DIRECTION:
All the data should come back exactly as it was given.
··· GIVEN RECORDS ···
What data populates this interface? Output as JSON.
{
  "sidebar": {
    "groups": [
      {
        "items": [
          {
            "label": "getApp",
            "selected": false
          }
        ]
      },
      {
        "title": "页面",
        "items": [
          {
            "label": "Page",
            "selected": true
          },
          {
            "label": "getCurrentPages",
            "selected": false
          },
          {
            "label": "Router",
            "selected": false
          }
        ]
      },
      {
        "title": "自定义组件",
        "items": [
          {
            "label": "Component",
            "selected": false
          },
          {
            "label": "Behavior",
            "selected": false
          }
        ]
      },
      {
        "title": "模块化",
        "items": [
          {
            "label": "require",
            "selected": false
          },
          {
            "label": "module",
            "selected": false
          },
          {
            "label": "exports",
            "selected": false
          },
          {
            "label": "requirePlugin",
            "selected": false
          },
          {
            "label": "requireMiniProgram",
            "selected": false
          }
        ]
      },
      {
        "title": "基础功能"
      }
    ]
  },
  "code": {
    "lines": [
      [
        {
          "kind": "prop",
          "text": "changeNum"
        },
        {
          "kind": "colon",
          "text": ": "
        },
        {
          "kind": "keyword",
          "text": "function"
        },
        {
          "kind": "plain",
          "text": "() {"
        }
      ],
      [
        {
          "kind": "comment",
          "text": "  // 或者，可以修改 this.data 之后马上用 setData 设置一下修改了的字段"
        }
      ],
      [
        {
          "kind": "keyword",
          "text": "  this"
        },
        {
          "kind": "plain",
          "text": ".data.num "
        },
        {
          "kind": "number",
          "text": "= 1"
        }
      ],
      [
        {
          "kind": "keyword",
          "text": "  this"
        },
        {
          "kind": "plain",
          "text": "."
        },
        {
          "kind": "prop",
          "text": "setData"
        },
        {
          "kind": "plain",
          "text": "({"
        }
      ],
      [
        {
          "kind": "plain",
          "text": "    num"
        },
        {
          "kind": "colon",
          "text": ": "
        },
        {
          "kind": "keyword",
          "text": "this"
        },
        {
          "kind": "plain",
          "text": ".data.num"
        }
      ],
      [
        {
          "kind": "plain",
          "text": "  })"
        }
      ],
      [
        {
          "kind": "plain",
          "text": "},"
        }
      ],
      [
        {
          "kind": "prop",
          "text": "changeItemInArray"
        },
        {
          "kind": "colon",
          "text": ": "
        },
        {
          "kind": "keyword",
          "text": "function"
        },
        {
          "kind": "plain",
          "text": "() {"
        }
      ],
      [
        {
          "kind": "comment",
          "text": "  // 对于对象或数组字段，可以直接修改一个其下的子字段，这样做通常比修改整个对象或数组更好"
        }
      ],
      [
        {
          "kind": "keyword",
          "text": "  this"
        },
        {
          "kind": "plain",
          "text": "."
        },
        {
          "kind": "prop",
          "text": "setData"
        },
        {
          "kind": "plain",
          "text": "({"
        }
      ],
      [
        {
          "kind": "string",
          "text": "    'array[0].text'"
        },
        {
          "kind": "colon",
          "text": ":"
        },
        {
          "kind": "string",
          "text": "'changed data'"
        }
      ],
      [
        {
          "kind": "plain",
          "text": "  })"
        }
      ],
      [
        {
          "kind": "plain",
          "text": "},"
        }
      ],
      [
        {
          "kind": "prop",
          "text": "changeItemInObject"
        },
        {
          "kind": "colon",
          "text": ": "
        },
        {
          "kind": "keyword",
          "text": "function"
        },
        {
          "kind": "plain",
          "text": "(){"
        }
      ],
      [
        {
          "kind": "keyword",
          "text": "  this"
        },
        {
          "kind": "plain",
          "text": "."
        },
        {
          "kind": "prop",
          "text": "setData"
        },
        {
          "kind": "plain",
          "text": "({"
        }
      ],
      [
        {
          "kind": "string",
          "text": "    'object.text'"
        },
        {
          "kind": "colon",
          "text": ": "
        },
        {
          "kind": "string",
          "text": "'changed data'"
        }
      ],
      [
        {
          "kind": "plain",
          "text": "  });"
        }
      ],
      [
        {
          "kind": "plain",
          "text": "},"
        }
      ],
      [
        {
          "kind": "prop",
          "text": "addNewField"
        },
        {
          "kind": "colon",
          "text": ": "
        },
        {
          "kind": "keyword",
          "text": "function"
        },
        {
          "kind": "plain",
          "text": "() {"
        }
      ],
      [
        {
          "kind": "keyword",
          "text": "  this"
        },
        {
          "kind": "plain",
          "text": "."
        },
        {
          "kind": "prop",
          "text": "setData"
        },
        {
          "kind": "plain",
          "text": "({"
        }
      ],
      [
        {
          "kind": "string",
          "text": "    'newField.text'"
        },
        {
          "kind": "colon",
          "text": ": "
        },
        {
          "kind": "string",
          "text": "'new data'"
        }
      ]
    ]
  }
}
···
EXPECTED ANSWER:
What data populates this interface? Output as JSON.
{
  "sidebar": {
    "groups": [
      {
        "items": [
          {
            "label": "getApp",
            "selected": false
          }
        ]
      },
      {
        "title": "页面",
        "items": [
          {
            "label": "Page",
            "selected": true
          },
          {
            "label": "getCurrentPages",
            "selected": false
          },
          {
            "label": "Router",
            "selected": false
          }
        ]
      },
      {
        "title": "自定义组件",
        "items": [
          {
            "label": "Component",
            "selected": false
          },
          {
            "label": "Behavior",
            "selected": false
          }
        ]
      },
      {
        "title": "模块化",
        "items": [
          {
            "label": "require",
            "selected": false
          },
          {
            "label": "module",
            "selected": false
          },
          {
            "label": "exports",
            "selected": false
          },
          {
            "label": "requirePlugin",
            "selected": false
          },
          {
            "label": "requireMiniProgram",
            "selected": false
          }
        ]
      },
      {
        "title": "基础功能"
      }
    ]
  },
  "code": {
    "lines": [
      [
        {
          "kind": "prop",
          "text": "changeNum"
        },
        {
          "kind": "colon",
          "text": ": "
        },
        {
          "kind": "keyword",
          "text": "function"
        },
        {
          "kind": "plain",
          "text": "() {"
        }
      ],
      [
        {
          "kind": "comment",
          "text": "  // 或者，可以修改 this.data 之后马上用 setData 设置一下修改了的字段"
        }
      ],
      [
        {
          "kind": "keyword",
          "text": "  this"
        },
        {
          "kind": "plain",
          "text": ".data.num "
        },
        {
          "kind": "number",
          "text": "= 1"
        }
      ],
      [
        {
          "kind": "keyword",
          "text": "  this"
        },
        {
          "kind": "plain",
          "text": "."
        },
        {
          "kind": "prop",
          "text": "setData"
        },
        {
          "kind": "plain",
          "text": "({"
        }
      ],
      [
        {
          "kind": "plain",
          "text": "    num"
        },
        {
          "kind": "colon",
          "text": ": "
        },
        {
          "kind": "keyword",
          "text": "this"
        },
        {
          "kind": "plain",
          "text": ".data.num"
        }
      ],
      [
        {
          "kind": "plain",
          "text": "  })"
        }
      ],
      [
        {
          "kind": "plain",
          "text": "},"
        }
      ],
      [
        {
          "kind": "prop",
          "text": "changeItemInArray"
        },
        {
          "kind": "colon",
          "text": ": "
        },
        {
          "kind": "keyword",
          "text": "function"
        },
        {
          "kind": "plain",
          "text": "() {"
        }
      ],
      [
        {
          "kind": "comment",
          "text": "  // 对于对象或数组字段，可以直接修改一个其下的子字段，这样做通常比修改整个对象或数组更好"
        }
      ],
      [
        {
          "kind": "keyword",
          "text": "  this"
        },
        {
          "kind": "plain",
          "text": "."
        },
        {
          "kind": "prop",
          "text": "setData"
        },
        {
          "kind": "plain",
          "text": "({"
        }
      ],
      [
        {
          "kind": "string",
          "text": "    'array[0].text'"
        },
        {
          "kind": "colon",
          "text": ":"
        },
        {
          "kind": "string",
          "text": "'changed data'"
        }
      ],
      [
        {
          "kind": "plain",
          "text": "  })"
        }
      ],
      [
        {
          "kind": "plain",
          "text": "},"
        }
      ],
      [
        {
          "kind": "prop",
          "text": "changeItemInObject"
        },
        {
          "kind": "colon",
          "text": ": "
        },
        {
          "kind": "keyword",
          "text": "function"
        },
        {
          "kind": "plain",
          "text": "(){"
        }
      ],
      [
        {
          "kind": "keyword",
          "text": "  this"
        },
        {
          "kind": "plain",
          "text": "."
        },
        {
          "kind": "prop",
          "text": "setData"
        },
        {
          "kind": "plain",
          "text": "({"
        }
      ],
      [
        {
          "kind": "string",
          "text": "    'object.text'"
        },
        {
          "kind": "colon",
          "text": ": "
        },
        {
          "kind": "string",
          "text": "'changed data'"
        }
      ],
      [
        {
          "kind": "plain",
          "text": "  });"
        }
      ],
      [
        {
          "kind": "plain",
          "text": "},"
        }
      ],
      [
        {
          "kind": "prop",
          "text": "addNewField"
        },
        {
          "kind": "colon",
          "text": ": "
        },
        {
          "kind": "keyword",
          "text": "function"
        },
        {
          "kind": "plain",
          "text": "() {"
        }
      ],
      [
        {
          "kind": "keyword",
          "text": "  this"
        },
        {
          "kind": "plain",
          "text": "."
        },
        {
          "kind": "prop",
          "text": "setData"
        },
        {
          "kind": "plain",
          "text": "({"
        }
      ],
      [
        {
          "kind": "string",
          "text": "    'newField.text'"
        },
        {
          "kind": "colon",
          "text": ": "
        },
        {
          "kind": "string",
          "text": "'new data'"
        }
      ]
    ]
  }
}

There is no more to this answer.